## Start DATA PROVIDED
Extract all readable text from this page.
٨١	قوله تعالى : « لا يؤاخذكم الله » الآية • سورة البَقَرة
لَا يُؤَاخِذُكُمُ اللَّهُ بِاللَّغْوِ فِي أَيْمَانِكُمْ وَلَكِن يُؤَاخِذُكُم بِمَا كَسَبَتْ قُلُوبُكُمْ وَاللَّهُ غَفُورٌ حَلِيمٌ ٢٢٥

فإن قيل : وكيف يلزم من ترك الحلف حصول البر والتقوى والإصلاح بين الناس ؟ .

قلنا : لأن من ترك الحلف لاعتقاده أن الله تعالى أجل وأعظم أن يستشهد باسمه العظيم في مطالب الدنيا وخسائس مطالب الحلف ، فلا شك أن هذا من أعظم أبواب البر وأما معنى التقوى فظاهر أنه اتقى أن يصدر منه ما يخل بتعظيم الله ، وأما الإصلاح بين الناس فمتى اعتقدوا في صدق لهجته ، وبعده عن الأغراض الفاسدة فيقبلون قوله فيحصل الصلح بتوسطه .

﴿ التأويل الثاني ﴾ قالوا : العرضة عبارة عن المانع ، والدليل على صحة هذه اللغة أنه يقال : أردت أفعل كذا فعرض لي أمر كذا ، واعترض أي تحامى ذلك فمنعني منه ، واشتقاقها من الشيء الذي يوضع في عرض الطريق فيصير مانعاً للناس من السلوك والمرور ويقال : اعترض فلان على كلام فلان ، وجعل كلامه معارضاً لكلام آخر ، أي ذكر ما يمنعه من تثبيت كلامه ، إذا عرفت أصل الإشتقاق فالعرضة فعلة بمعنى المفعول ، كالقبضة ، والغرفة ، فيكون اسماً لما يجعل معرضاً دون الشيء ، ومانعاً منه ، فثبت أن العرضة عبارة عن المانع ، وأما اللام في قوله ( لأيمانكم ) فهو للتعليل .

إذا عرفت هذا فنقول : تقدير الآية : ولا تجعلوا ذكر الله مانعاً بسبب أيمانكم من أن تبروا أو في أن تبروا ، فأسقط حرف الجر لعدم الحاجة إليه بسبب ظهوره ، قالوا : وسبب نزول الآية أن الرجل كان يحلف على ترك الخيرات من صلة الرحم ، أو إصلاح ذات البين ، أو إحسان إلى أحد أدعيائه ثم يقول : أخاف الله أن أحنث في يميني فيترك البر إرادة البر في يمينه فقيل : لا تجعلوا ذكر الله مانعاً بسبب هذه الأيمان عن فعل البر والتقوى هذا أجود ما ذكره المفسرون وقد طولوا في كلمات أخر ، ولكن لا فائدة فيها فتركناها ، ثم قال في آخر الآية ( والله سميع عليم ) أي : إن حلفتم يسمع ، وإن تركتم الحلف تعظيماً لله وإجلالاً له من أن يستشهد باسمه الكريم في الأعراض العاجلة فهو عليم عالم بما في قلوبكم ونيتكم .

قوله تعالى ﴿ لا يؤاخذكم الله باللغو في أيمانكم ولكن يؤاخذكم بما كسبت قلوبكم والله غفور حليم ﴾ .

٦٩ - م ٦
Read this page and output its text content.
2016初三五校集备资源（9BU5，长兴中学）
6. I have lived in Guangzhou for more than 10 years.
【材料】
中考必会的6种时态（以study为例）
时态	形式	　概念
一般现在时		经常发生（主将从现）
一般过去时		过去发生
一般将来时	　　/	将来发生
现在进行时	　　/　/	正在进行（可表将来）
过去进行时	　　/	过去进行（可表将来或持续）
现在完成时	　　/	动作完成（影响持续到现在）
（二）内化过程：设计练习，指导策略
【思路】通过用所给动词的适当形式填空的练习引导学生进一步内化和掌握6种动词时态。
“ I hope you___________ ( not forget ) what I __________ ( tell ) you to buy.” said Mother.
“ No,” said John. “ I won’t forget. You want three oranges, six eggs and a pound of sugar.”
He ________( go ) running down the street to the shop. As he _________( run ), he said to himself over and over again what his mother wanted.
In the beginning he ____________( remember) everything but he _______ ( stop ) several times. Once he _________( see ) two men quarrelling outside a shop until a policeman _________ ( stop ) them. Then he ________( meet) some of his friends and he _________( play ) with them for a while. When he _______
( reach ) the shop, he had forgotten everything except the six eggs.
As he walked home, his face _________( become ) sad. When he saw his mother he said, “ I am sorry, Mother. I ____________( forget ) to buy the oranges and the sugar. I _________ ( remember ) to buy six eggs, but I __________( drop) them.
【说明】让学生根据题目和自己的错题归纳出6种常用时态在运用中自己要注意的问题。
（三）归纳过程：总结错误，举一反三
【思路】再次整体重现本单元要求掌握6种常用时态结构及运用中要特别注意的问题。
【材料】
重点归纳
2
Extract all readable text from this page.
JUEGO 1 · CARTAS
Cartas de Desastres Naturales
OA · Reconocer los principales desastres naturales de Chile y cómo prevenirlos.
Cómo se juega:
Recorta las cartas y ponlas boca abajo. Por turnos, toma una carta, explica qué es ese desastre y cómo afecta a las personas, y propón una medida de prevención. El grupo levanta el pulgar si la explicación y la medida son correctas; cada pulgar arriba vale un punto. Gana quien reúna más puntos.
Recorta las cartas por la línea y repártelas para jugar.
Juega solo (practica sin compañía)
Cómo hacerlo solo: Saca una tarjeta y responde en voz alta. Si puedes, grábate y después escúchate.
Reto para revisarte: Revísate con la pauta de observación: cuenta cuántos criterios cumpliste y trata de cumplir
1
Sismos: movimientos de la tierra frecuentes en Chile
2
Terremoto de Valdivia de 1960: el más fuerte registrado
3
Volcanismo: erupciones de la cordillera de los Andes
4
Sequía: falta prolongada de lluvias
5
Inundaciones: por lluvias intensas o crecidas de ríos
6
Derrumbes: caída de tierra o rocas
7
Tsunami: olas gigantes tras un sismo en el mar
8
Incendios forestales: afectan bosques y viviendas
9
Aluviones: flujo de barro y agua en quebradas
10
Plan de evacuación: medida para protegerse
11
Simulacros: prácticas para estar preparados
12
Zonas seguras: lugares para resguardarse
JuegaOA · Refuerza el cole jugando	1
## End DATA PROVIDED
# CHALLENGE:
Copy every record exactly, with nothing added or dropped.

# FINISHED EXERCISE:
Extract all readable text from this page.
٨١	قوله تعالى : « لا يؤاخذكم الله » الآية • سورة البَقَرة
لَا يُؤَاخِذُكُمُ اللَّهُ بِاللَّغْوِ فِي أَيْمَانِكُمْ وَلَكِن يُؤَاخِذُكُم بِمَا كَسَبَتْ قُلُوبُكُمْ وَاللَّهُ غَفُورٌ حَلِيمٌ ٢٢٥

فإن قيل : وكيف يلزم من ترك الحلف حصول البر والتقوى والإصلاح بين الناس ؟ .

قلنا : لأن من ترك الحلف لاعتقاده أن الله تعالى أجل وأعظم أن يستشهد باسمه العظيم في مطالب الدنيا وخسائس مطالب الحلف ، فلا شك أن هذا من أعظم أبواب البر وأما معنى التقوى فظاهر أنه اتقى أن يصدر منه ما يخل بتعظيم الله ، وأما الإصلاح بين الناس فمتى اعتقدوا في صدق لهجته ، وبعده عن الأغراض الفاسدة فيقبلون قوله فيحصل الصلح بتوسطه .

﴿ التأويل الثاني ﴾ قالوا : العرضة عبارة عن المانع ، والدليل على صحة هذه اللغة أنه يقال : أردت أفعل كذا فعرض لي أمر كذا ، واعترض أي تحامى ذلك فمنعني منه ، واشتقاقها من الشيء الذي يوضع في عرض الطريق فيصير مانعاً للناس من السلوك والمرور ويقال : اعترض فلان على كلام فلان ، وجعل كلامه معارضاً لكلام آخر ، أي ذكر ما يمنعه من تثبيت كلامه ، إذا عرفت أصل الإشتقاق فالعرضة فعلة بمعنى المفعول ، كالقبضة ، والغرفة ، فيكون اسماً لما يجعل معرضاً دون الشيء ، ومانعاً منه ، فثبت أن العرضة عبارة عن المانع ، وأما اللام في قوله ( لأيمانكم ) فهو للتعليل .

إذا عرفت هذا فنقول : تقدير الآية : ولا تجعلوا ذكر الله مانعاً بسبب أيمانكم من أن تبروا أو في أن تبروا ، فأسقط حرف الجر لعدم الحاجة إليه بسبب ظهوره ، قالوا : وسبب نزول الآية أن الرجل كان يحلف على ترك الخيرات من صلة الرحم ، أو إصلاح ذات البين ، أو إحسان إلى أحد أدعيائه ثم يقول : أخاف الله أن أحنث في يميني فيترك البر إرادة البر في يمينه فقيل : لا تجعلوا ذكر الله مانعاً بسبب هذه الأيمان عن فعل البر والتقوى هذا أجود ما ذكره المفسرون وقد طولوا في كلمات أخر ، ولكن لا فائدة فيها فتركناها ، ثم قال في آخر الآية ( والله سميع عليم ) أي : إن حلفتم يسمع ، وإن تركتم الحلف تعظيماً لله وإجلالاً له من أن يستشهد باسمه الكريم في الأعراض العاجلة فهو عليم عالم بما في قلوبكم ونيتكم .

قوله تعالى ﴿ لا يؤاخذكم الله باللغو في أيمانكم ولكن يؤاخذكم بما كسبت قلوبكم والله غفور حليم ﴾ .

٦٩ - م ٦
Read this page and output its text content.
2016初三五校集备资源（9BU5，长兴中学）
6. I have lived in Guangzhou for more than 10 years.
【材料】
中考必会的6种时态（以study为例）
时态	形式	　概念
一般现在时		经常发生（主将从现）
一般过去时		过去发生
一般将来时	　　/	将来发生
现在进行时	　　/　/	正在进行（可表将来）
过去进行时	　　/	过去进行（可表将来或持续）
现在完成时	　　/	动作完成（影响持续到现在）
（二）内化过程：设计练习，指导策略
【思路】通过用所给动词的适当形式填空的练习引导学生进一步内化和掌握6种动词时态。
“ I hope you___________ ( not forget ) what I __________ ( tell ) you to buy.” said Mother.
“ No,” said John. “ I won’t forget. You want three oranges, six eggs and a pound of sugar.”
He ________( go ) running down the street to the shop. As he _________( run ), he said to himself over and over again what his mother wanted.
In the beginning he ____________( remember) everything but he _______ ( stop ) several times. Once he _________( see ) two men quarrelling outside a shop until a policeman _________ ( stop ) them. Then he ________( meet) some of his friends and he _________( play ) with them for a while. When he _______
( reach ) the shop, he had forgotten everything except the six eggs.
As he walked home, his face _________( become ) sad. When he saw his mother he said, “ I am sorry, Mother. I ____________( forget ) to buy the oranges and the sugar. I _________ ( remember ) to buy six eggs, but I __________( drop) them.
【说明】让学生根据题目和自己的错题归纳出6种常用时态在运用中自己要注意的问题。
（三）归纳过程：总结错误，举一反三
【思路】再次整体重现本单元要求掌握6种常用时态结构及运用中要特别注意的问题。
【材料】
重点归纳
2
Extract all readable text from this page.
JUEGO 1 · CARTAS
Cartas de Desastres Naturales
OA · Reconocer los principales desastres naturales de Chile y cómo prevenirlos.
Cómo se juega:
Recorta las cartas y ponlas boca abajo. Por turnos, toma una carta, explica qué es ese desastre y cómo afecta a las personas, y propón una medida de prevención. El grupo levanta el pulgar si la explicación y la medida son correctas; cada pulgar arriba vale un punto. Gana quien reúna más puntos.
Recorta las cartas por la línea y repártelas para jugar.
Juega solo (practica sin compañía)
Cómo hacerlo solo: Saca una tarjeta y responde en voz alta. Si puedes, grábate y después escúchate.
Reto para revisarte: Revísate con la pauta de observación: cuenta cuántos criterios cumpliste y trata de cumplir
1
Sismos: movimientos de la tierra frecuentes en Chile
2
Terremoto de Valdivia de 1960: el más fuerte registrado
3
Volcanismo: erupciones de la cordillera de los Andes
4
Sequía: falta prolongada de lluvias
5
Inundaciones: por lluvias intensas o crecidas de ríos
6
Derrumbes: caída de tierra o rocas
7
Tsunami: olas gigantes tras un sismo en el mar
8
Incendios forestales: afectan bosques y viviendas
9
Aluviones: flujo de barro y agua en quebradas
10
Plan de evacuación: medida para protegerse
11
Simulacros: prácticas para estar preparados
12
Zonas seguras: lugares para resguardarse
JuegaOA · Refuerza el cole jugando	1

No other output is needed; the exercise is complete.